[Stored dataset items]
────────

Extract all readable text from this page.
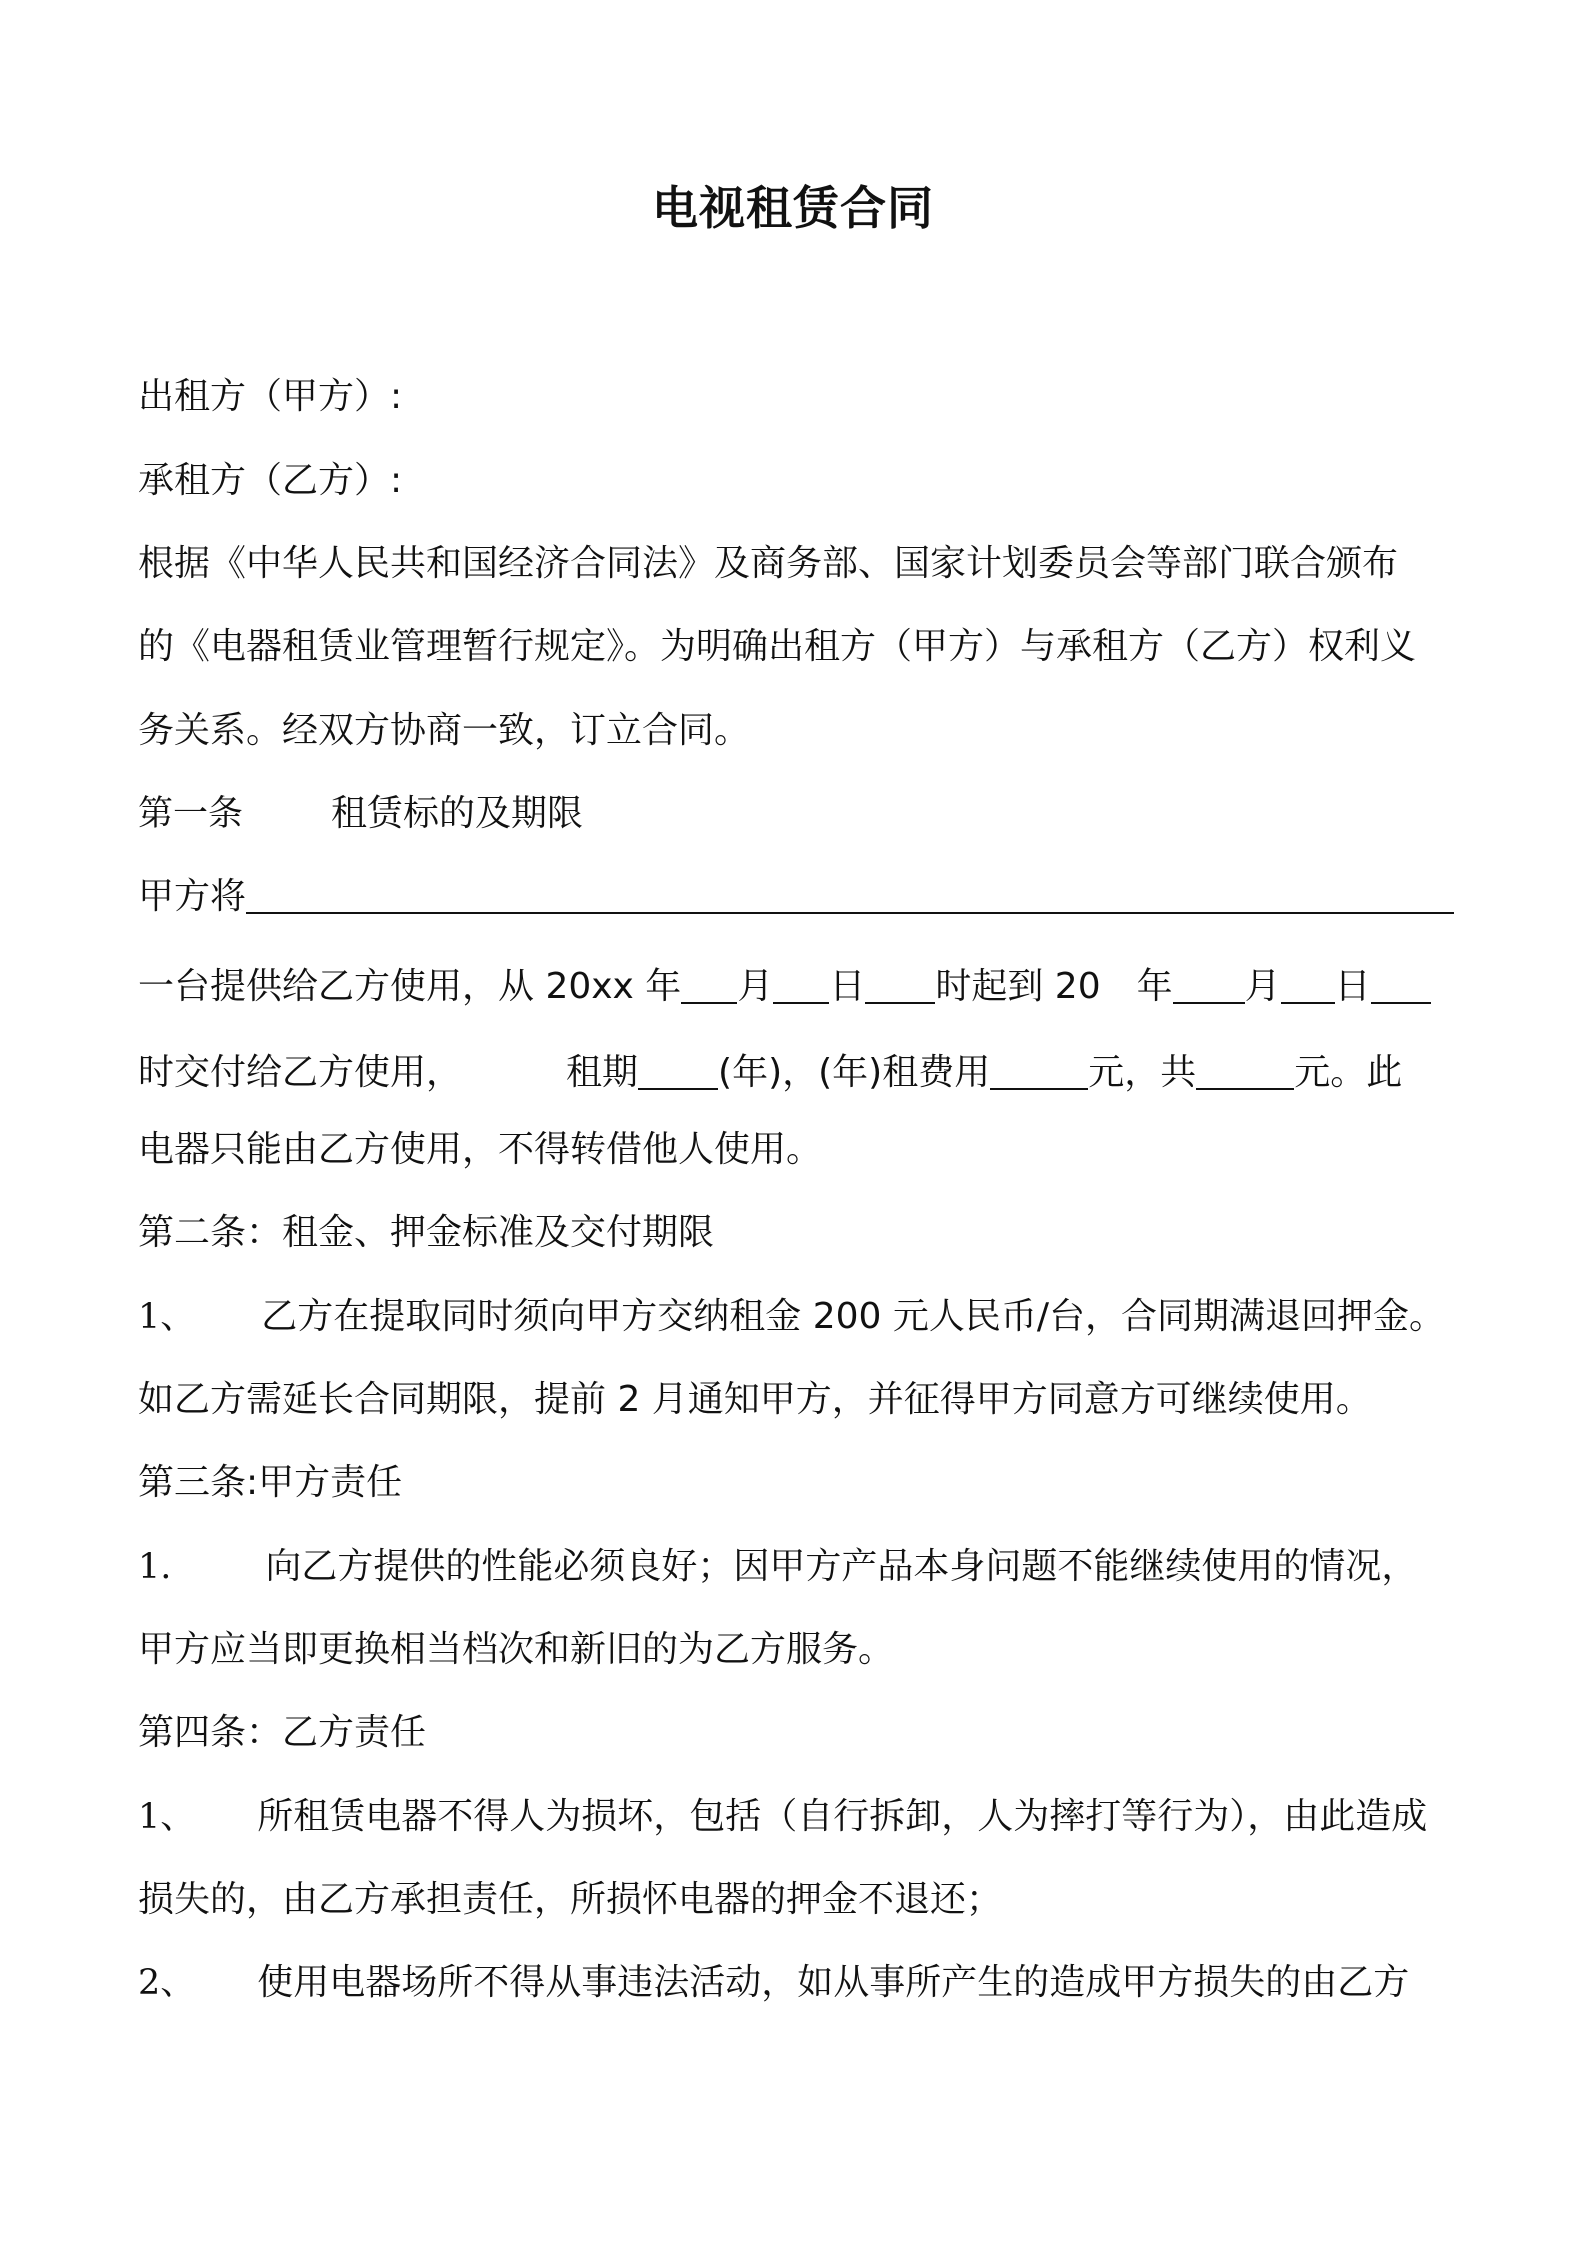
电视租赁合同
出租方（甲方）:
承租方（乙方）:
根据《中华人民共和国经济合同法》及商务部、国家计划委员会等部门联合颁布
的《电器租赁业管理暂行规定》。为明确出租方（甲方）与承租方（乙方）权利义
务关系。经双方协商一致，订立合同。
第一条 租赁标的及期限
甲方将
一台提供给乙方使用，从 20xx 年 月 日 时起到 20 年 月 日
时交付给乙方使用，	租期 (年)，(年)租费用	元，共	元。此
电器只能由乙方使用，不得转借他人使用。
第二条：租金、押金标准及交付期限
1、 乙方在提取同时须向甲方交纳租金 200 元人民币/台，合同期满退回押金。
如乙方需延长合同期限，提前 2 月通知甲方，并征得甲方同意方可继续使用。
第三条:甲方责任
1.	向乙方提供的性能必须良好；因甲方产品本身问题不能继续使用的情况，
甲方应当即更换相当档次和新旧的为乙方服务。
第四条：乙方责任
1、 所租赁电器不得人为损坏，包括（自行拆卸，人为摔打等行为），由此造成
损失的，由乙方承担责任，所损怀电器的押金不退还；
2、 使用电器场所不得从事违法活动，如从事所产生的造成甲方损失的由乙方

────────

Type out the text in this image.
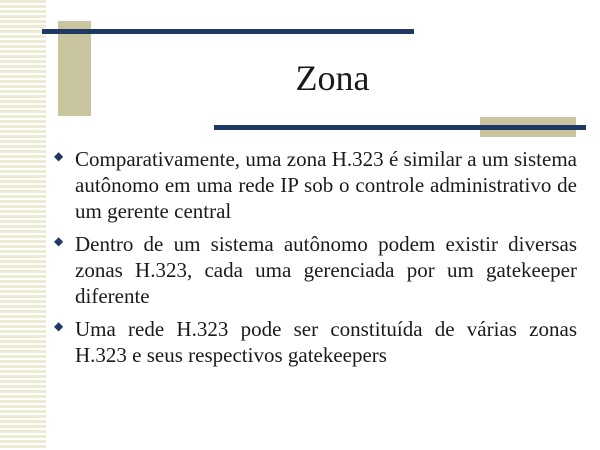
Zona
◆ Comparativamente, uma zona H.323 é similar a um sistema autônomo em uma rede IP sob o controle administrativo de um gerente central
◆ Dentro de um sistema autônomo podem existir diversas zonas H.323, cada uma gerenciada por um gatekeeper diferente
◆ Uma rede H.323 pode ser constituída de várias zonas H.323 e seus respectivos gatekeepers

────────

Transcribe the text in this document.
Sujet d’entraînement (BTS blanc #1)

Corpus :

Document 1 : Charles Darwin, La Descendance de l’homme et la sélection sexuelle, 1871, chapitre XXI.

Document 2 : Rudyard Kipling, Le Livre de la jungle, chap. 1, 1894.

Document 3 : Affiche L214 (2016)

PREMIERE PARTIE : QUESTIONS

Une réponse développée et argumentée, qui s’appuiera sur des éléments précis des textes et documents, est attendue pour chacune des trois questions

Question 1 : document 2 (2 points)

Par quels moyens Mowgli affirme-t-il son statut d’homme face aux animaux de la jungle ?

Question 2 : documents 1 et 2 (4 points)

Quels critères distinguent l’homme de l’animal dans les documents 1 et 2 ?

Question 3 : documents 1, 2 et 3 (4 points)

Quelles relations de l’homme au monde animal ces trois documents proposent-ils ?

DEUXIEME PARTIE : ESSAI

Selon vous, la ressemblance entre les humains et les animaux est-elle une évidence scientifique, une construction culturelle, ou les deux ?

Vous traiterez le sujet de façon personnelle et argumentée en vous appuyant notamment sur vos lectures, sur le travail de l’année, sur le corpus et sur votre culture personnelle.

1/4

────────

Go through the records. Copy each line where "argumentée" appears.

Une réponse développée et argumentée, qui s’appuiera sur des éléments précis des textes et documents, est attendue pour chacune des trois questions
Vous traiterez le sujet de façon personnelle et argumentée en vous appuyant notamment sur vos lectures, sur le travail de l’année, sur le corpus et sur votre culture personnelle.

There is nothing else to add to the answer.